DESCRIPTION OF THE TASK: Using the listing below, report all lines holding the word "Вадим".

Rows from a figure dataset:
● ● ● ● ● ● ●
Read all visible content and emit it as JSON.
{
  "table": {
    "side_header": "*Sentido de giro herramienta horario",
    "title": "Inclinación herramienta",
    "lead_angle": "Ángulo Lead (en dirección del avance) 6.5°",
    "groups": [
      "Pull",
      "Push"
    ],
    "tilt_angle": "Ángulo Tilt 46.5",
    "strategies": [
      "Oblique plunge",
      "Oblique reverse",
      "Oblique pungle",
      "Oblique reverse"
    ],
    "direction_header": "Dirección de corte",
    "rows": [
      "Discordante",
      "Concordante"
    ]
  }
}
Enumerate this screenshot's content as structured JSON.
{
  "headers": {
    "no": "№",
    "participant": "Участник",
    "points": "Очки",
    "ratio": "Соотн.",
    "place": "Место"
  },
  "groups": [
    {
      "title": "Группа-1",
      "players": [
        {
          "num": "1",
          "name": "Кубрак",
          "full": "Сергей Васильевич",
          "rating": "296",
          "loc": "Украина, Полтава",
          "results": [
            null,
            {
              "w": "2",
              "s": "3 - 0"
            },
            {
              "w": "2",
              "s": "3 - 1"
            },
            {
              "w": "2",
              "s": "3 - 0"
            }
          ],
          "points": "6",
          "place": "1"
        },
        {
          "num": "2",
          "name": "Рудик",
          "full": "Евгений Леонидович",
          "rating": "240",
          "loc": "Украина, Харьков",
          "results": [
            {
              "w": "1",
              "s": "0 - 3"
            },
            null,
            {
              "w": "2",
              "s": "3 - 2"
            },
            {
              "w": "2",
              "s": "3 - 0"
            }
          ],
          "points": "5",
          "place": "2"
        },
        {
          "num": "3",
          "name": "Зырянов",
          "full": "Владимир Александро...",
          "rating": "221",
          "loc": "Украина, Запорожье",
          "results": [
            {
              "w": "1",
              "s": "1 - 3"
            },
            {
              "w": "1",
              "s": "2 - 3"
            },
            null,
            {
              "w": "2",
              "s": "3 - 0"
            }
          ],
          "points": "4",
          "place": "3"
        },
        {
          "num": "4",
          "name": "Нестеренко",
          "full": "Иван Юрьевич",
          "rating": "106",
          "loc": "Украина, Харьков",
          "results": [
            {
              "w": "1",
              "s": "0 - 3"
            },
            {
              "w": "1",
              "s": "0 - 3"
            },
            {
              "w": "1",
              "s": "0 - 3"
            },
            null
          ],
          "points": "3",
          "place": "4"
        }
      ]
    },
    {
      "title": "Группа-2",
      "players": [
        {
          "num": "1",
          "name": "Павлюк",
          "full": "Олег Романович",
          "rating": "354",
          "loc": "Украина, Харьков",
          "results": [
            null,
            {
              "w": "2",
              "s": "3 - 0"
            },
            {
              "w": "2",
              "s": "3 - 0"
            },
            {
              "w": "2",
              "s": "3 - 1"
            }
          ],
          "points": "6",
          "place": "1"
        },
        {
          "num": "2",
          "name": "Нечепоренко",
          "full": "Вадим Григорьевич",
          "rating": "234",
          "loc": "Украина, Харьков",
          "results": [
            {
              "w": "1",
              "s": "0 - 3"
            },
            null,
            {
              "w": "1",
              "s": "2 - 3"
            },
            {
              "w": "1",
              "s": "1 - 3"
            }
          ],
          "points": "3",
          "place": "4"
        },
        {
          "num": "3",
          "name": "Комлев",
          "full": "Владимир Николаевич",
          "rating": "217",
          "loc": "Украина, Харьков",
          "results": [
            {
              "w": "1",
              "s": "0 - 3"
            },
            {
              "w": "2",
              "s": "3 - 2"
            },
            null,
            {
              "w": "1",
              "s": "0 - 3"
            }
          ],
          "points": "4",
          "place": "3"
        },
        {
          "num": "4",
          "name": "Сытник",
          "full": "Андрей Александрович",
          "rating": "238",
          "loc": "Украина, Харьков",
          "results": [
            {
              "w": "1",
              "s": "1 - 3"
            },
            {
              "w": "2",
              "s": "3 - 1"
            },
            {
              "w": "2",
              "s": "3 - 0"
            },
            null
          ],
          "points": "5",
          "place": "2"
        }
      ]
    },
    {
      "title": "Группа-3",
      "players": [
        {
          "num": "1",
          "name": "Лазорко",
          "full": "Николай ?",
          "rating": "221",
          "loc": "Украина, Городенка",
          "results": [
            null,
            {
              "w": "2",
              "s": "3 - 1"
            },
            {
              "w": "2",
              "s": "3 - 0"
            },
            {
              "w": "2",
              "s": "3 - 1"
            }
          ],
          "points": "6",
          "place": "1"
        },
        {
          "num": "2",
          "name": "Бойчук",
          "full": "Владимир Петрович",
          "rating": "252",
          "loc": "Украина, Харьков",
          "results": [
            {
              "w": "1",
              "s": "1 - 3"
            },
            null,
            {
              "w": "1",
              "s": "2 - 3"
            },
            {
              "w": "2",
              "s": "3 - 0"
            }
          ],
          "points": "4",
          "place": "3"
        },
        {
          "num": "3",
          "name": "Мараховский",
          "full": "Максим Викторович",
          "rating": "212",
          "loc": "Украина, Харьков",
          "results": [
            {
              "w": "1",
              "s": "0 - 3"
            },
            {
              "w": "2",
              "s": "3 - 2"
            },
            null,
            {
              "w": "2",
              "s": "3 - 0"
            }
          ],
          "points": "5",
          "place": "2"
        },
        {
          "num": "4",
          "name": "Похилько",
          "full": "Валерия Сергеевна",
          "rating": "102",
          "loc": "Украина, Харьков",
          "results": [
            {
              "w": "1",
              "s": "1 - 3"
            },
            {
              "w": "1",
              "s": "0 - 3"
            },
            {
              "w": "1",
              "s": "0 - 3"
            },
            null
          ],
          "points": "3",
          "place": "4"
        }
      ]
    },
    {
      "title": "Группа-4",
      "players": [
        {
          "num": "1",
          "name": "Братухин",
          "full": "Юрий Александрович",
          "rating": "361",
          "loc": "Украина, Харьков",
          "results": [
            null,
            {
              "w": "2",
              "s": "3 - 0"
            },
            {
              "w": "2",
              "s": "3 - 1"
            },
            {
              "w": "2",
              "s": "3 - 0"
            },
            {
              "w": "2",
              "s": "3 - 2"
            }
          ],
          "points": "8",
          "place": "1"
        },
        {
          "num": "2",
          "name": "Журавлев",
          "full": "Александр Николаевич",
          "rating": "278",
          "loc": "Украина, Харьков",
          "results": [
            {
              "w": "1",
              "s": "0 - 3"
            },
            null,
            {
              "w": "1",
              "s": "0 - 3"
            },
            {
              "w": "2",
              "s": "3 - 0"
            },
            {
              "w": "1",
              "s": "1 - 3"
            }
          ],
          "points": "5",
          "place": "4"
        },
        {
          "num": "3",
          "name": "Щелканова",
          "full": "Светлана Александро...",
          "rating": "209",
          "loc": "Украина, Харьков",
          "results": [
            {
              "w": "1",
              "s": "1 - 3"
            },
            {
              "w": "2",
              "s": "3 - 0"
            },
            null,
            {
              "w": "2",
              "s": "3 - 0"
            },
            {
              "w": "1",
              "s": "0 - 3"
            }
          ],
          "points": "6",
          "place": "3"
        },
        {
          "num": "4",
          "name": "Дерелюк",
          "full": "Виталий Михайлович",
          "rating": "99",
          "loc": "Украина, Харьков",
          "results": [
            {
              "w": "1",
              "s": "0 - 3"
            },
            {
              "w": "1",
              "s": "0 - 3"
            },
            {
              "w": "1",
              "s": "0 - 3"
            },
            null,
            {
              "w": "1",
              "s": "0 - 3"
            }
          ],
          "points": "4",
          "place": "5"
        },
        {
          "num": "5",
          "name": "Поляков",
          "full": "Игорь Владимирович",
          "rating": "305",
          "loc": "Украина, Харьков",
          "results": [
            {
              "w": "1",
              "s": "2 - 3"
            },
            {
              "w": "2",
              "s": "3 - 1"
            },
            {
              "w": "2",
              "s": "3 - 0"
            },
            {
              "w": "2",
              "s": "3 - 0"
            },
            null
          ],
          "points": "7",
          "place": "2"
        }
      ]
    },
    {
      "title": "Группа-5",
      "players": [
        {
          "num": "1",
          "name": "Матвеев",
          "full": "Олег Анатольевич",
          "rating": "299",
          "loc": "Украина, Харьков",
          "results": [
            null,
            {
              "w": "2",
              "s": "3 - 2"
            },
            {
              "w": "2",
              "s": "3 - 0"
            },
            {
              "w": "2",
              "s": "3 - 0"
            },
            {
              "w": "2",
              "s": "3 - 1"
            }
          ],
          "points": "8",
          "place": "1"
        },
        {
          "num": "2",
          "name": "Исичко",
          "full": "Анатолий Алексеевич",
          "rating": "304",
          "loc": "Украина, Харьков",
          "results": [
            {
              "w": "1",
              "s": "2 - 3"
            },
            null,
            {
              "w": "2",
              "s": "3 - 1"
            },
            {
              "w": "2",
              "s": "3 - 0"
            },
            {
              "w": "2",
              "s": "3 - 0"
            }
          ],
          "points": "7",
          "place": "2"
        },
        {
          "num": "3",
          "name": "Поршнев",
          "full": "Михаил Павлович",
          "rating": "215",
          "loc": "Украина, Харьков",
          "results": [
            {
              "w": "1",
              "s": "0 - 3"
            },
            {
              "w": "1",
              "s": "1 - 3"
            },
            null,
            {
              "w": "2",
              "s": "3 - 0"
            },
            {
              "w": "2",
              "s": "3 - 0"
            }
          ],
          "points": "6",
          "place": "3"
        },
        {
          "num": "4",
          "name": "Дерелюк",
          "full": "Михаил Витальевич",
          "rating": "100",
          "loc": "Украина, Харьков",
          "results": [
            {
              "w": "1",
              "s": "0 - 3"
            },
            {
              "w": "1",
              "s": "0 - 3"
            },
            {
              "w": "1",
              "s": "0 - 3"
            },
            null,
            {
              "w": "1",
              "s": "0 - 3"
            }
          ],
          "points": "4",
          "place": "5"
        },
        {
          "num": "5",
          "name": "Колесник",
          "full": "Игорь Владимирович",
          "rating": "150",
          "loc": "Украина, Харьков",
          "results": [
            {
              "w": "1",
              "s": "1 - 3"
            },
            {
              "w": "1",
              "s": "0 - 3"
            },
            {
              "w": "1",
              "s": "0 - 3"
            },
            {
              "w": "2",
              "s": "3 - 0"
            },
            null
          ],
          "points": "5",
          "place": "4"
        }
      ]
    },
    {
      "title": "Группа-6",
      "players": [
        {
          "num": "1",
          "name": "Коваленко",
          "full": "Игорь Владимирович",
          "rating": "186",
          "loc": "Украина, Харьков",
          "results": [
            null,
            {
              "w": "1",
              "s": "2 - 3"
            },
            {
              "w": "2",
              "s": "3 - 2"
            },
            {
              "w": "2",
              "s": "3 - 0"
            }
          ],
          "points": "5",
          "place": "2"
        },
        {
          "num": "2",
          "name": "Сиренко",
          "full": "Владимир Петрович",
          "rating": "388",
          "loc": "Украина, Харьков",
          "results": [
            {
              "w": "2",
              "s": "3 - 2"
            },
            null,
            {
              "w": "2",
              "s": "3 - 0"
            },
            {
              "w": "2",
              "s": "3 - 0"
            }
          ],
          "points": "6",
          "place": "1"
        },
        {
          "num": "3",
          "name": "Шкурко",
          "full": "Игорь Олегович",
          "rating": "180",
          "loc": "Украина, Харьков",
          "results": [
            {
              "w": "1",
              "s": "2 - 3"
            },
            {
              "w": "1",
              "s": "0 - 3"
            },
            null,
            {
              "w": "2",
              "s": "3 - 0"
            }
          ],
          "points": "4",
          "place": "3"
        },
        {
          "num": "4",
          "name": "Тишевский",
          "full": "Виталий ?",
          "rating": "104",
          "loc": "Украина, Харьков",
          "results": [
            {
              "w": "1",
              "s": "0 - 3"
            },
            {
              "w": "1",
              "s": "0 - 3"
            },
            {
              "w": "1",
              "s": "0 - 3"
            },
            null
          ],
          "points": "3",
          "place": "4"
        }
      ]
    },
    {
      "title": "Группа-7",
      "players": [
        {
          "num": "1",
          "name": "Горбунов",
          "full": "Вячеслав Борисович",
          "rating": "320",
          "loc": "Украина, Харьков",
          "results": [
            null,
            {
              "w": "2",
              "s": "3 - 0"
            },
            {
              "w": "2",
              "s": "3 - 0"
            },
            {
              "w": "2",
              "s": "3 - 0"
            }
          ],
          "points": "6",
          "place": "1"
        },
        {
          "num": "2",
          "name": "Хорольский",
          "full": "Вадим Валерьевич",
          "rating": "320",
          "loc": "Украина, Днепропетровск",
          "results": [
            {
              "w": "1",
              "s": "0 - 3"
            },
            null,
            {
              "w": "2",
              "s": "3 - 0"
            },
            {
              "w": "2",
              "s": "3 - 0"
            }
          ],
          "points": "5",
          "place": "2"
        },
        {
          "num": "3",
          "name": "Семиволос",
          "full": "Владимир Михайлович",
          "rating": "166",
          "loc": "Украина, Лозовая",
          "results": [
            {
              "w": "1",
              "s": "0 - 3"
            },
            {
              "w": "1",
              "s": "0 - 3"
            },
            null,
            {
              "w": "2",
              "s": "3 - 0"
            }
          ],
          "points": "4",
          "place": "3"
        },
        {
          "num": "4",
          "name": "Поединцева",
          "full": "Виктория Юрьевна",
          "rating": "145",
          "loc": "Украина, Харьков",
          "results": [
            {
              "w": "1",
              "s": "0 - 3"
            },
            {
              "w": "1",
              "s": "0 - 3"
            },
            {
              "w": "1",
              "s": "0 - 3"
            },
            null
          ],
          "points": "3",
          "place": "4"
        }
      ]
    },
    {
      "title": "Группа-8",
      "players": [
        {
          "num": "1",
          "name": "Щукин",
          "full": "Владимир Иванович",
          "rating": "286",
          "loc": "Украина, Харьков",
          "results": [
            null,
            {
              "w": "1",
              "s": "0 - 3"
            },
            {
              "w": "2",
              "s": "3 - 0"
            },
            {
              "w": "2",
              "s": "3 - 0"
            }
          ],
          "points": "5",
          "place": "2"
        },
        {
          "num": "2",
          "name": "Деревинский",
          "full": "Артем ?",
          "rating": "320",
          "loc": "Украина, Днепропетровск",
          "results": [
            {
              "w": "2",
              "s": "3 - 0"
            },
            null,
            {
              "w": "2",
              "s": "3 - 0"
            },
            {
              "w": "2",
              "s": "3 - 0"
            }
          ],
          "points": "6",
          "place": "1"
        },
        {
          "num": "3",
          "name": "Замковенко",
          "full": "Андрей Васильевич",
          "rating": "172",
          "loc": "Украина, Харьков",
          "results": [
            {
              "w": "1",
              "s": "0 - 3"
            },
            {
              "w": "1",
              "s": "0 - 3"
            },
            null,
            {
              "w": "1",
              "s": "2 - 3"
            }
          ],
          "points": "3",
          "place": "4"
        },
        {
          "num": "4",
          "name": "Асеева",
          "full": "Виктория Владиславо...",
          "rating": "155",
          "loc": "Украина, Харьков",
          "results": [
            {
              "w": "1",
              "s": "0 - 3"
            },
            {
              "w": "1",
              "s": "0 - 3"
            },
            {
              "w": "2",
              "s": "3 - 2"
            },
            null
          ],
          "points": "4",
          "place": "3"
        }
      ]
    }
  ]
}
● ● ● ● ● ● ●
RESULT FOR THIS EXERCISE:
          "full": "Вадим Григорьевич",
          "full": "Вадим Валерьевич",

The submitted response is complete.